> [Goal]: Copy the lines below verbatim, but only from the line containing "Give me the" through the end of the data.

** Start of Data supplied **

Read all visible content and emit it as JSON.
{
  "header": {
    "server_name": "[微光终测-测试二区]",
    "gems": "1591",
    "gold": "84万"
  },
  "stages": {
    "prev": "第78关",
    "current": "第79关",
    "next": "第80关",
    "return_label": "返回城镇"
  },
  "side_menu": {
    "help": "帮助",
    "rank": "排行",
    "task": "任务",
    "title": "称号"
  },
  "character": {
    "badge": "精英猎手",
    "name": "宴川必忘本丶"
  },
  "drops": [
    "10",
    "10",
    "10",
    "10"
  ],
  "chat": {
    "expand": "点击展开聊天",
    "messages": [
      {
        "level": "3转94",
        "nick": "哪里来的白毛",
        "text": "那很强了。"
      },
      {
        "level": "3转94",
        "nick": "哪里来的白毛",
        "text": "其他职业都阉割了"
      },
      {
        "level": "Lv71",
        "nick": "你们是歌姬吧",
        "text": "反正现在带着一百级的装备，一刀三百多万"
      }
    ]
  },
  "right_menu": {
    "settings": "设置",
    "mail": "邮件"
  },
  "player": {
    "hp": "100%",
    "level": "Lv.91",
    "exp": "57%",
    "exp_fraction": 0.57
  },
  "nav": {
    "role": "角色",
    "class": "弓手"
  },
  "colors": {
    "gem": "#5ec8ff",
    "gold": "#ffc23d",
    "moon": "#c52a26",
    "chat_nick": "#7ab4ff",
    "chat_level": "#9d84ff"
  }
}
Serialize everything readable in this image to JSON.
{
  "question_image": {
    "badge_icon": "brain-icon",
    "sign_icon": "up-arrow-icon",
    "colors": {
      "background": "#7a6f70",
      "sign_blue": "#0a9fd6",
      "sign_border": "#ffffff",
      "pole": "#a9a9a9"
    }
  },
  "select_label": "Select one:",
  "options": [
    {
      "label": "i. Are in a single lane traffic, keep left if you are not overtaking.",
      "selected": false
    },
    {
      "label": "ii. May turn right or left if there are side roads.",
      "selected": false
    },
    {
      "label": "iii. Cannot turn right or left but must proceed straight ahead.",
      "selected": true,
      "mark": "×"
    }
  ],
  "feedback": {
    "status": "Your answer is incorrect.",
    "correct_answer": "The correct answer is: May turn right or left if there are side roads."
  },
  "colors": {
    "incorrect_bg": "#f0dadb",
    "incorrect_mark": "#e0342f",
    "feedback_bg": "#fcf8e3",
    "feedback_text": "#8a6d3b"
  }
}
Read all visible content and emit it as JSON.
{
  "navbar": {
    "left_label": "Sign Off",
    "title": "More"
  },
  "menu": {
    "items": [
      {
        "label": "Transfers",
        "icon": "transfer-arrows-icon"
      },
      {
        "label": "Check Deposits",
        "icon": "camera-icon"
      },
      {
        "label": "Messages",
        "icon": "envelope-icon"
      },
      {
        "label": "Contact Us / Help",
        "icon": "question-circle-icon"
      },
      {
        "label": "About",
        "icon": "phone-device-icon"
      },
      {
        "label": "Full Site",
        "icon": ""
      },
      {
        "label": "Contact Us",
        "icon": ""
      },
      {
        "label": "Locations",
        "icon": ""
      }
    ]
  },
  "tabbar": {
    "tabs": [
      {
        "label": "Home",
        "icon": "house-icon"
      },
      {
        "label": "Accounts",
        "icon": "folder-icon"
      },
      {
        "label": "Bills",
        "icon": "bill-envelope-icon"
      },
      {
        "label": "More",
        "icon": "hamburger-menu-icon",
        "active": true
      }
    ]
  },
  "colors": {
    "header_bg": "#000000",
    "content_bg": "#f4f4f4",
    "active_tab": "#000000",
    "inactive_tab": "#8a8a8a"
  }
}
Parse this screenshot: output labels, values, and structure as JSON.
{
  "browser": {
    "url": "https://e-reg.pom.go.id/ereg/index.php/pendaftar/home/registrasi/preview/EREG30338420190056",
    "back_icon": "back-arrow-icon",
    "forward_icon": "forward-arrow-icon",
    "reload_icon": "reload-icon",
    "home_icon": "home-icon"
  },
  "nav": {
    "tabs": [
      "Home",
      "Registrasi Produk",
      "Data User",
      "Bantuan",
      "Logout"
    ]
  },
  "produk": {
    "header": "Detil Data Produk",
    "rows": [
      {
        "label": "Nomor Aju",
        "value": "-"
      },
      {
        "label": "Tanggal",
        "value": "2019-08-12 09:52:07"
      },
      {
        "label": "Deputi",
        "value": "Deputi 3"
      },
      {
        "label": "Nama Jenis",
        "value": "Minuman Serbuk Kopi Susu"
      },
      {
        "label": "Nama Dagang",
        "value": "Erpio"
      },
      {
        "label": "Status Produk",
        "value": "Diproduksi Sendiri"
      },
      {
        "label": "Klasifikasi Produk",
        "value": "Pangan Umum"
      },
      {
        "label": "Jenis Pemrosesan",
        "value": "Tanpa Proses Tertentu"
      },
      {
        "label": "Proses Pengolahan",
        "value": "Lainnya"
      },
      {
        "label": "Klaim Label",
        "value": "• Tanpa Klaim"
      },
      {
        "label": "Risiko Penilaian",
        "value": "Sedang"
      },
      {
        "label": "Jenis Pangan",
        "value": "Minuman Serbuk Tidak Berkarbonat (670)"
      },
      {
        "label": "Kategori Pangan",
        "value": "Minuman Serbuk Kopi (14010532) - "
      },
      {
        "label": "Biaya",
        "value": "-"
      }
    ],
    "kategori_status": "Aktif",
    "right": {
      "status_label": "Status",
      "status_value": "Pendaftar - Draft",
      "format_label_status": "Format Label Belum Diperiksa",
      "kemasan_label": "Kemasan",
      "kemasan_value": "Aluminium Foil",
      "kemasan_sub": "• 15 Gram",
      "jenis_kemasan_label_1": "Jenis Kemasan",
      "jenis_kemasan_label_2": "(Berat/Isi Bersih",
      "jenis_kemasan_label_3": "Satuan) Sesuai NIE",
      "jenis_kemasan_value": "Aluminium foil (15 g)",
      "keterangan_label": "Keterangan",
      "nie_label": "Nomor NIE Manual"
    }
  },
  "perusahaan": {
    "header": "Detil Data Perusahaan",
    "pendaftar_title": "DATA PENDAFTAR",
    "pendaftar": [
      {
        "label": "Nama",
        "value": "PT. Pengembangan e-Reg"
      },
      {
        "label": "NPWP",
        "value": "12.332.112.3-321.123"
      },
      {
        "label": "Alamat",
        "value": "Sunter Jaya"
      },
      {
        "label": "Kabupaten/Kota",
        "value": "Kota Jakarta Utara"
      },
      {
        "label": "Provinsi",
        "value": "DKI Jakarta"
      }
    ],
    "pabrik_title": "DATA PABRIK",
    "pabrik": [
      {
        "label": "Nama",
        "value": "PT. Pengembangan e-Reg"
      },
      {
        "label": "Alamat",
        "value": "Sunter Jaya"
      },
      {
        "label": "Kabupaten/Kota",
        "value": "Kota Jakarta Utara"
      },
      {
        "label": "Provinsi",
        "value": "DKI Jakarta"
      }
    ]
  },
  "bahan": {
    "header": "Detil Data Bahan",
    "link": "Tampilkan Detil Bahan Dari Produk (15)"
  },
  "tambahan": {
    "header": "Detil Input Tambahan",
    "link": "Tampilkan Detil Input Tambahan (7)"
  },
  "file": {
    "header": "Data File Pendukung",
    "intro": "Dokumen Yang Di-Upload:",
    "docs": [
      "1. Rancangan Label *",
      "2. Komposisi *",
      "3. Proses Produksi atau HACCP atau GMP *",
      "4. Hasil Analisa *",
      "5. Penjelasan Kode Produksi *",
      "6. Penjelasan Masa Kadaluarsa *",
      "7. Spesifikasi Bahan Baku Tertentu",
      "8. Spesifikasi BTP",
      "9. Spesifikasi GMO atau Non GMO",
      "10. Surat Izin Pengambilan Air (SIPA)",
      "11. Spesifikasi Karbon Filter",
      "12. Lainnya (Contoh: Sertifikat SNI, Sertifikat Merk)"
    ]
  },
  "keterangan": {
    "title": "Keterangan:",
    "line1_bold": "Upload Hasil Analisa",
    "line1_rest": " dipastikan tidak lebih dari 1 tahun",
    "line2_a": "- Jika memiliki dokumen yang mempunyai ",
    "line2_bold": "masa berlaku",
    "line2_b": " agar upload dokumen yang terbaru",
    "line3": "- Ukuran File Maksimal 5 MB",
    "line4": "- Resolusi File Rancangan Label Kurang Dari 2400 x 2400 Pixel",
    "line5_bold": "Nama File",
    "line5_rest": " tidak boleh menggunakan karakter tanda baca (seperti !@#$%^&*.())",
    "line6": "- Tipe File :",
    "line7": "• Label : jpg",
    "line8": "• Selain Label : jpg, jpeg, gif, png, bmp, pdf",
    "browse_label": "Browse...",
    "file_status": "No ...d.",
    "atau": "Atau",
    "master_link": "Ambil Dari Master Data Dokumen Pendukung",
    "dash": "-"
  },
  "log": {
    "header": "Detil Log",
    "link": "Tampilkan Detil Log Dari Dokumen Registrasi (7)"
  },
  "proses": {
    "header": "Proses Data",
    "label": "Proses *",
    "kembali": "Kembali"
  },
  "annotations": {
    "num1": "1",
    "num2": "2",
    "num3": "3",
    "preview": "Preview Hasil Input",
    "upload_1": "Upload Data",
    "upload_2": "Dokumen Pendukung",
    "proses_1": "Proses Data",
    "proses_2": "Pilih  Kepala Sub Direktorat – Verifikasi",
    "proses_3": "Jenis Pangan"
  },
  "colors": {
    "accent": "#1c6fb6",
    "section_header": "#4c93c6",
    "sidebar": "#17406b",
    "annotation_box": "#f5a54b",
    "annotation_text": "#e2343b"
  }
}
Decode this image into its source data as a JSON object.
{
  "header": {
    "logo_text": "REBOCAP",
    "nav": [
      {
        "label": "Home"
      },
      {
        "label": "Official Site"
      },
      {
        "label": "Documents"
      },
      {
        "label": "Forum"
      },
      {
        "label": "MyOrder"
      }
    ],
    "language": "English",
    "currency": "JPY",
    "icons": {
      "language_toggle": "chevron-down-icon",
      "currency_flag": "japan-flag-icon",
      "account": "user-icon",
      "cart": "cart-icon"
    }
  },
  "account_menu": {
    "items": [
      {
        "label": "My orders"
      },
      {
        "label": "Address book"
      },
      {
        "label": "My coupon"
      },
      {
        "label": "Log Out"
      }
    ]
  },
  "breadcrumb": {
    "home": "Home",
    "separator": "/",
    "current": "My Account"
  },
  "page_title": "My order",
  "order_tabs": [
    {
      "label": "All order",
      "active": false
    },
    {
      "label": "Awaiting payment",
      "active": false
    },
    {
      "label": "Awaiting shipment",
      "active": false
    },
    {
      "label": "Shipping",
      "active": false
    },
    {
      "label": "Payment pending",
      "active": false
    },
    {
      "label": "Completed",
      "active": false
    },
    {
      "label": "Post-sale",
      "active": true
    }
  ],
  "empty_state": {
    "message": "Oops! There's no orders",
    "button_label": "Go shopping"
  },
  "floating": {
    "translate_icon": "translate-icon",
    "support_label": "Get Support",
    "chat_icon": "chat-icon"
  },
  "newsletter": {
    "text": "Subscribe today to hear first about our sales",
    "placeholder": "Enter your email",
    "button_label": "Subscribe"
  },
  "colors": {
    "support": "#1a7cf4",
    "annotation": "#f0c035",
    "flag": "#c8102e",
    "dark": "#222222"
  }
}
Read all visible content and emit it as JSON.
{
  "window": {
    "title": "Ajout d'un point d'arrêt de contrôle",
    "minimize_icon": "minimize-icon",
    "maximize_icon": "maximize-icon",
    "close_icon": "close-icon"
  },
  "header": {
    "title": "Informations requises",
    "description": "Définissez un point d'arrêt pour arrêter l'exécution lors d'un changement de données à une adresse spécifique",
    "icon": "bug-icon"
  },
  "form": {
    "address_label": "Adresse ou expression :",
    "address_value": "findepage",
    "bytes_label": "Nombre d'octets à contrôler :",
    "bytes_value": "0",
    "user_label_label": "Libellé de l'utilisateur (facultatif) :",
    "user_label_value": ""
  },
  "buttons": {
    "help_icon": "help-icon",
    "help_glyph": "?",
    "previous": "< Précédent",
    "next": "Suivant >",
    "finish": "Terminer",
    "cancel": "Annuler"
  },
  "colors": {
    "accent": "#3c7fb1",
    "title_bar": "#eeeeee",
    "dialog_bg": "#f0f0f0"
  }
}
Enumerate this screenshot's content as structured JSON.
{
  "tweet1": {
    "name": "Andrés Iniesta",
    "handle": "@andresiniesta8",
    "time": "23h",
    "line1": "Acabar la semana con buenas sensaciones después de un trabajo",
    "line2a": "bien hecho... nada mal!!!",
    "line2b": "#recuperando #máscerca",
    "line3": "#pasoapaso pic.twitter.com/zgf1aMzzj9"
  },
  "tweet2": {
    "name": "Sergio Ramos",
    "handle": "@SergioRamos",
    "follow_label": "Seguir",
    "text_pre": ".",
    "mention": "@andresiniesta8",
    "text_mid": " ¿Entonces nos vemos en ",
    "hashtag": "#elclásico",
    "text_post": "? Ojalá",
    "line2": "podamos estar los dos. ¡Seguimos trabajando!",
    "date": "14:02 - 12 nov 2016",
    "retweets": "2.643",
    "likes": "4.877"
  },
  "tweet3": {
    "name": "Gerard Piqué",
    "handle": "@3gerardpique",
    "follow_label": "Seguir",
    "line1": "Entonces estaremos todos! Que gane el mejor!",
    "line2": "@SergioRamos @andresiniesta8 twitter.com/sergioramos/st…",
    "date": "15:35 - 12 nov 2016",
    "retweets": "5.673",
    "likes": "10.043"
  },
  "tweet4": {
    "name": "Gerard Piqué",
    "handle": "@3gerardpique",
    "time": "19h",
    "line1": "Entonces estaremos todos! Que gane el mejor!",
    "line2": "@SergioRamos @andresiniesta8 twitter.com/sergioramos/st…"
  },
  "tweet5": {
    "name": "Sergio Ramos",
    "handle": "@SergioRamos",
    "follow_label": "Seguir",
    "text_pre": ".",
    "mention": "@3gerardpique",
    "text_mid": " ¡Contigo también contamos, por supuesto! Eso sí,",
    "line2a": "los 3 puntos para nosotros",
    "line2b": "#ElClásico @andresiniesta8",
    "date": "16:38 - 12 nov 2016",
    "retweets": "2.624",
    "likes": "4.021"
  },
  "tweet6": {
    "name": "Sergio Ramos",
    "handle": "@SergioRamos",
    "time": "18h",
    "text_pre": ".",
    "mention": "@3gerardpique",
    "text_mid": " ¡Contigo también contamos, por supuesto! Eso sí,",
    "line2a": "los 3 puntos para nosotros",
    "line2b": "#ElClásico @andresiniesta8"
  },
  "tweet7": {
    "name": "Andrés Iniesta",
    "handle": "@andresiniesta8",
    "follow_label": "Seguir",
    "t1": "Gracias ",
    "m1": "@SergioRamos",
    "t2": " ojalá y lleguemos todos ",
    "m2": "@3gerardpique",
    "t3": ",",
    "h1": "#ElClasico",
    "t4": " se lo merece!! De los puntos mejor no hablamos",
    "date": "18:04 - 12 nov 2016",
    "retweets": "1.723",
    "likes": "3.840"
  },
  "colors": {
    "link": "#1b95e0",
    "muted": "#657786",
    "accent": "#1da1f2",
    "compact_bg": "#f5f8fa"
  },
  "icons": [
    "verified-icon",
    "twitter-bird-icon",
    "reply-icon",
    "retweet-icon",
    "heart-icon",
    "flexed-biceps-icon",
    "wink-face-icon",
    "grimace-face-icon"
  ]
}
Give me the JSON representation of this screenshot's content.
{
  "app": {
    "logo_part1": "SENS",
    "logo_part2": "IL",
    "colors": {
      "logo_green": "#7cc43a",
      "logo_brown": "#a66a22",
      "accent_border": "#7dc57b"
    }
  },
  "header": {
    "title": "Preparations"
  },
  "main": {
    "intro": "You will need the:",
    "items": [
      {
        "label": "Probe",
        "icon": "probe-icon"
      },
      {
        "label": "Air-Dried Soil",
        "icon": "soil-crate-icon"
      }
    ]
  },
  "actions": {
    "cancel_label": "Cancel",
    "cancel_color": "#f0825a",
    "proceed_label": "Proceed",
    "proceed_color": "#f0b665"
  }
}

** End of Data supplied **

> [Solution for this task]:
Give me the JSON representation of this screenshot's content.
{
  "app": {
    "logo_part1": "SENS",
    "logo_part2": "IL",
    "colors": {
      "logo_green": "#7cc43a",
      "logo_brown": "#a66a22",
      "accent_border": "#7dc57b"
    }
  },
  "header": {
    "title": "Preparations"
  },
  "main": {
    "intro": "You will need the:",
    "items": [
      {
        "label": "Probe",
        "icon": "probe-icon"
      },
      {
        "label": "Air-Dried Soil",
        "icon": "soil-crate-icon"
      }
    ]
  },
  "actions": {
    "cancel_label": "Cancel",
    "cancel_color": "#f0825a",
    "proceed_label": "Proceed",
    "proceed_color": "#f0b665"
  }
}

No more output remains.